-- start --
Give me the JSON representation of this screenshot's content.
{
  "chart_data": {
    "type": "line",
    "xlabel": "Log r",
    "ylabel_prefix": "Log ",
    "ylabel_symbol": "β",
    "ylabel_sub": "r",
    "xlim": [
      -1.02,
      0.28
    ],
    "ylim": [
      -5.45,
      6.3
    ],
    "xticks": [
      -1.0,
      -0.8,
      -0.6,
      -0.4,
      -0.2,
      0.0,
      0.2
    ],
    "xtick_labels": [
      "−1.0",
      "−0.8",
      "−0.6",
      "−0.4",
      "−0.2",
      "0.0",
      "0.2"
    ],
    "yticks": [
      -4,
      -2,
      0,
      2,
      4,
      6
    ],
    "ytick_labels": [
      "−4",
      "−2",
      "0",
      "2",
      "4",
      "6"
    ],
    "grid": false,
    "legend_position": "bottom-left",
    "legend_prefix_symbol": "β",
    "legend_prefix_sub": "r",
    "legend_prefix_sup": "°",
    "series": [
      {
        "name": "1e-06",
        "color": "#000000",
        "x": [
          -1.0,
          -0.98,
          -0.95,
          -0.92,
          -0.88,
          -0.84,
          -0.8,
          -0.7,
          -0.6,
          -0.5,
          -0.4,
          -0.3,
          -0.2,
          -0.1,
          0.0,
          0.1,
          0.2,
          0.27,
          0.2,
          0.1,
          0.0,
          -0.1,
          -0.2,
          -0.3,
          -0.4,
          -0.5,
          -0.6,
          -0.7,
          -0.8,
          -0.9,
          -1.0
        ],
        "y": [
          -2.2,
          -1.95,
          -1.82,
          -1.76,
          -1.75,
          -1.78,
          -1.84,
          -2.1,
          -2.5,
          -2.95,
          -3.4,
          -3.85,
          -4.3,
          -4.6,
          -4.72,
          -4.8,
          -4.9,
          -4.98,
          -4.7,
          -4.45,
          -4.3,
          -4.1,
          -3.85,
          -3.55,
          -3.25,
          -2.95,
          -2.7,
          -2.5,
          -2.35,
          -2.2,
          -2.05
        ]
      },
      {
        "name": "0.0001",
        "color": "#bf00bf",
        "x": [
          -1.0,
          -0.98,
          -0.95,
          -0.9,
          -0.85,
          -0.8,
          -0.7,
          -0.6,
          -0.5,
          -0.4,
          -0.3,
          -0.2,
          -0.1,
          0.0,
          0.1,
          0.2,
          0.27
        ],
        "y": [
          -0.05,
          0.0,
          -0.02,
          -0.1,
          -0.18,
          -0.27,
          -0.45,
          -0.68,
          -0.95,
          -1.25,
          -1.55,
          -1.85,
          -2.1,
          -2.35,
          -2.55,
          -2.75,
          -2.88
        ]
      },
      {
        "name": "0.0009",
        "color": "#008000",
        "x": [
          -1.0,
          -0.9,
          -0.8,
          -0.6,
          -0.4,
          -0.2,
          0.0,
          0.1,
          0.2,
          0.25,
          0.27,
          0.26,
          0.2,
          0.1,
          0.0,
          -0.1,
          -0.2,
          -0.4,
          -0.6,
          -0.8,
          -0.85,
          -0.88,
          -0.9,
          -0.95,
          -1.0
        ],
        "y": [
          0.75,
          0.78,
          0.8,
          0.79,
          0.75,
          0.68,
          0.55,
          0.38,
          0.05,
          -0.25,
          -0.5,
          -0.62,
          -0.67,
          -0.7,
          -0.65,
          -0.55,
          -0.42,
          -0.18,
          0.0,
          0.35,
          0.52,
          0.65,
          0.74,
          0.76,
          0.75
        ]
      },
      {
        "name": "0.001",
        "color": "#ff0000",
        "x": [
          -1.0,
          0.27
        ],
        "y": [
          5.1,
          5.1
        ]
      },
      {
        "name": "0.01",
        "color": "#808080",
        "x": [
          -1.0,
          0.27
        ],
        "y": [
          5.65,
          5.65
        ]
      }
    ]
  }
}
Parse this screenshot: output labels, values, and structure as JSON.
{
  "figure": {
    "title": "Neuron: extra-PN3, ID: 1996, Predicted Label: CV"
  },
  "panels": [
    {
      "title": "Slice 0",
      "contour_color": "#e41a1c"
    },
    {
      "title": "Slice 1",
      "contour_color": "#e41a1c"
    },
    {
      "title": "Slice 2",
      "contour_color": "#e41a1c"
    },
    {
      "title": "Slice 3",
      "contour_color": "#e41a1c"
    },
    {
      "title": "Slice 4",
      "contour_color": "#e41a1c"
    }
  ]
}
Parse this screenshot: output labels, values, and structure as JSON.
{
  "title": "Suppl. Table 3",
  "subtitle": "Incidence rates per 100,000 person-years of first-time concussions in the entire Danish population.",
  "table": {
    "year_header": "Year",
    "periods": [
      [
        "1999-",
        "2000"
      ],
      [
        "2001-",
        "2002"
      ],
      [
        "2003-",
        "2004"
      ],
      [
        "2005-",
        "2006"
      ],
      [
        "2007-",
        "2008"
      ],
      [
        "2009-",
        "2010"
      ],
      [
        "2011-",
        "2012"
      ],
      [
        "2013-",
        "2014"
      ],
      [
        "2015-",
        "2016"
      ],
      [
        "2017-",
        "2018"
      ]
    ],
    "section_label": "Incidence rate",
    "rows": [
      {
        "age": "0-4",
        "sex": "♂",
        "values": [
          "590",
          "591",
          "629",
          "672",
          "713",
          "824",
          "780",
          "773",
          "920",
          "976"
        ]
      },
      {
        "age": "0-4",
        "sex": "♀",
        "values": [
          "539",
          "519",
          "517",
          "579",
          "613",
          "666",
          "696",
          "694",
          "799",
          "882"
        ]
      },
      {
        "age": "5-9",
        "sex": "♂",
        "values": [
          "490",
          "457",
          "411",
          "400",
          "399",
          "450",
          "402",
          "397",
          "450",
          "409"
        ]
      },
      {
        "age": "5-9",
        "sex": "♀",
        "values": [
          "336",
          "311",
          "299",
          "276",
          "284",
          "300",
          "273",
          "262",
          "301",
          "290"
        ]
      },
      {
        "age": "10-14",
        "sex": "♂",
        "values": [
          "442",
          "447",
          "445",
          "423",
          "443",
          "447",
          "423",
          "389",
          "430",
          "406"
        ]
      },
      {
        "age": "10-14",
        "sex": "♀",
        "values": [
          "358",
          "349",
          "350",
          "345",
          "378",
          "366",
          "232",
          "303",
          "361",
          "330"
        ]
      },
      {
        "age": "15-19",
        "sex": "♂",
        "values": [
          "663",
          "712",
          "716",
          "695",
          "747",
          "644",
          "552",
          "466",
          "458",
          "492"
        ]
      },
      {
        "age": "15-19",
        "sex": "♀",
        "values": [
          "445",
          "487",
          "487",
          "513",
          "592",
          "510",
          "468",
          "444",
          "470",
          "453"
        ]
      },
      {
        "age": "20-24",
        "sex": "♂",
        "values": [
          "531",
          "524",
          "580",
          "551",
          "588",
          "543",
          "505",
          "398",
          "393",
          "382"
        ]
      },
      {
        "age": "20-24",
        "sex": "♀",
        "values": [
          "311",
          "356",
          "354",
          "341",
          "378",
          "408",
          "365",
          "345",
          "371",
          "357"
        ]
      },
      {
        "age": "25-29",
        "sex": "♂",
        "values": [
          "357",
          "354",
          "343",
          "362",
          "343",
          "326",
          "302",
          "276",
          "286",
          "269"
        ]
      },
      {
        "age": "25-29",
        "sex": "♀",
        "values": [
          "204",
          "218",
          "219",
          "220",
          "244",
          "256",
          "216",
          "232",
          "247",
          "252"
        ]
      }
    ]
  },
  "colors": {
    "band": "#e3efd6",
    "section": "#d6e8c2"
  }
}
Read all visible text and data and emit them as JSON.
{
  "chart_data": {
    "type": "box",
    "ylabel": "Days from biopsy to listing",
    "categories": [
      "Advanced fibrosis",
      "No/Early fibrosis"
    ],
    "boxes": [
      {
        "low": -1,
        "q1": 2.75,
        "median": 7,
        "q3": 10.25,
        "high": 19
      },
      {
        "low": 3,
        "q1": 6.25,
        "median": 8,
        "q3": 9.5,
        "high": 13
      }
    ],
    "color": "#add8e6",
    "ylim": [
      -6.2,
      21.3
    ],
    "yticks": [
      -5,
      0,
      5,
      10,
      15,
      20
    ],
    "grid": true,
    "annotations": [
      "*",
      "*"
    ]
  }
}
-- end --
TASK STATEMENT: Among the lines above, how many contain the string "name"? State the number alone.

EXERCISE RESULT: 5